Task statement
Determine the number of lines containing the word "color", and state that figure alone.

Data provided
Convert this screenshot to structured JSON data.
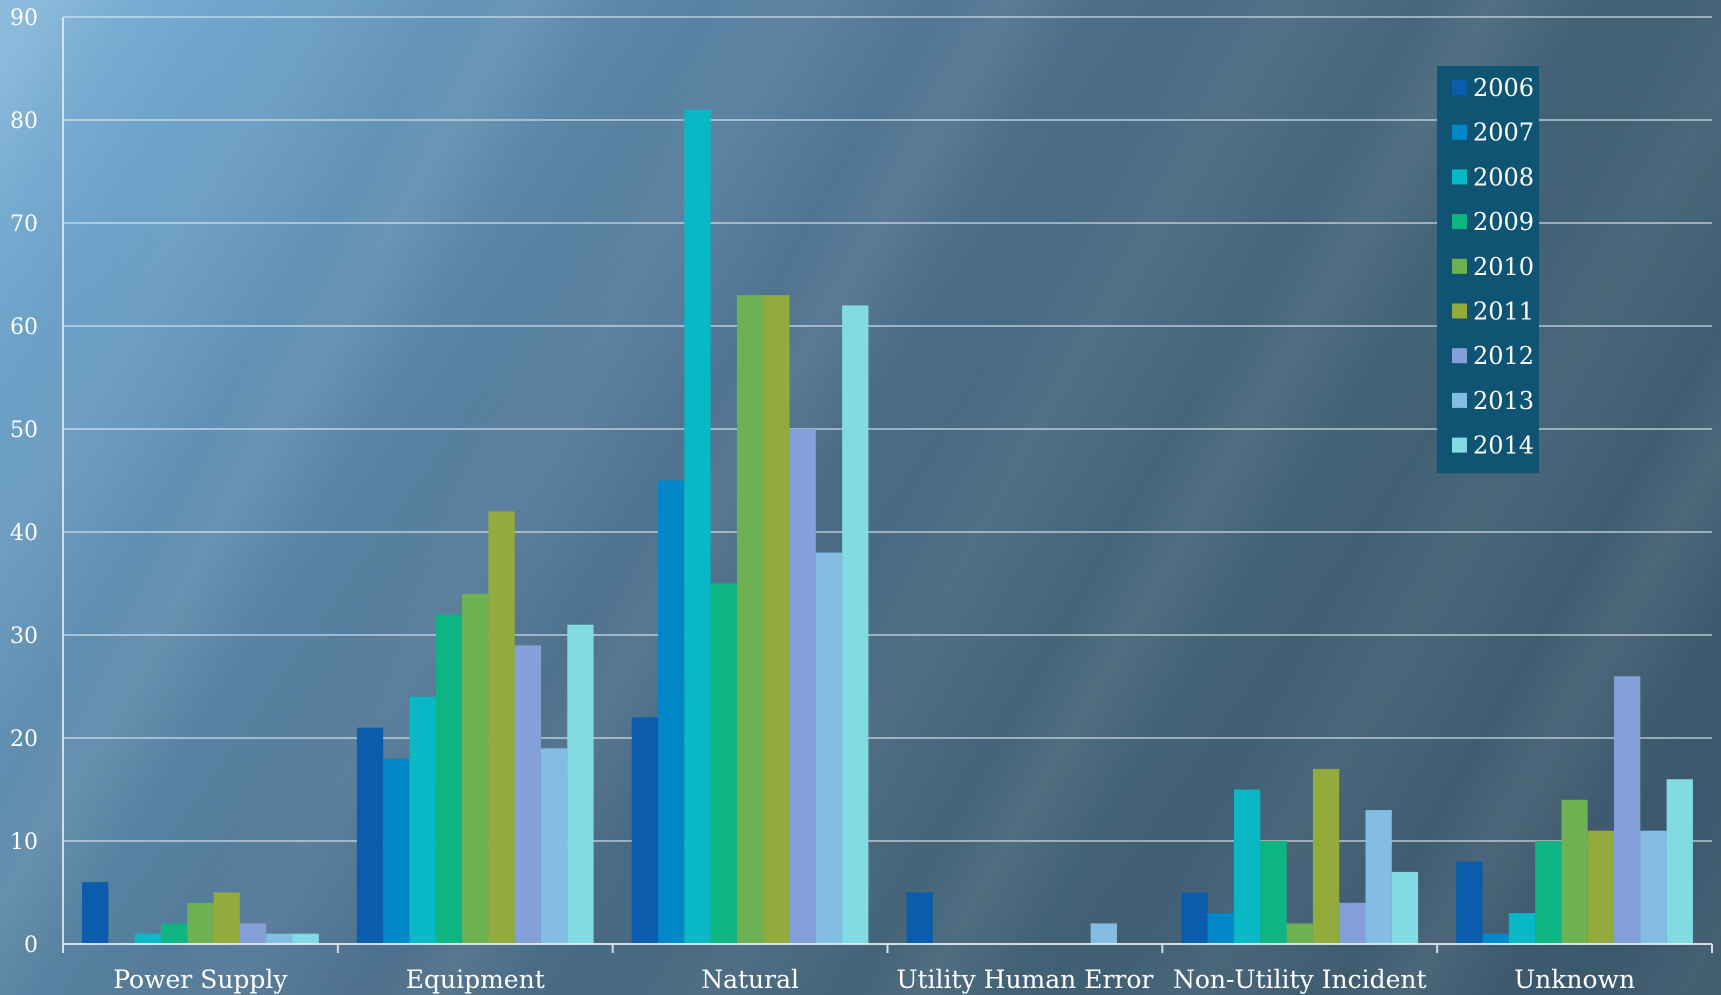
{
  "chart_data": {
    "type": "bar",
    "categories": [
      "Power Supply",
      "Equipment",
      "Natural",
      "Utility Human Error",
      "Non-Utility Incident",
      "Unknown"
    ],
    "series": [
      {
        "name": "2006",
        "color": "#0b5cab",
        "values": [
          6,
          21,
          22,
          5,
          5,
          8
        ]
      },
      {
        "name": "2007",
        "color": "#0288c9",
        "values": [
          0,
          18,
          45,
          0,
          3,
          1
        ]
      },
      {
        "name": "2008",
        "color": "#08b8c4",
        "values": [
          1,
          24,
          81,
          0,
          15,
          3
        ]
      },
      {
        "name": "2009",
        "color": "#0eb583",
        "values": [
          2,
          32,
          35,
          0,
          10,
          10
        ]
      },
      {
        "name": "2010",
        "color": "#6db153",
        "values": [
          4,
          34,
          63,
          0,
          2,
          14
        ]
      },
      {
        "name": "2011",
        "color": "#93aa3d",
        "values": [
          5,
          42,
          63,
          0,
          17,
          11
        ]
      },
      {
        "name": "2012",
        "color": "#84a0d8",
        "values": [
          2,
          29,
          50,
          0,
          4,
          26
        ]
      },
      {
        "name": "2013",
        "color": "#84bde3",
        "values": [
          1,
          19,
          38,
          2,
          13,
          11
        ]
      },
      {
        "name": "2014",
        "color": "#82dbe2",
        "values": [
          1,
          31,
          62,
          0,
          7,
          16
        ]
      }
    ],
    "y_ticks": [
      "0",
      "10",
      "20",
      "30",
      "40",
      "50",
      "60",
      "70",
      "80",
      "90"
    ],
    "ylim": [
      0,
      90
    ],
    "grid": true,
    "legend_position": "top-right",
    "legend_background": "#0f5573",
    "title": "",
    "xlabel": "",
    "ylabel": ""
  }
}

Response
9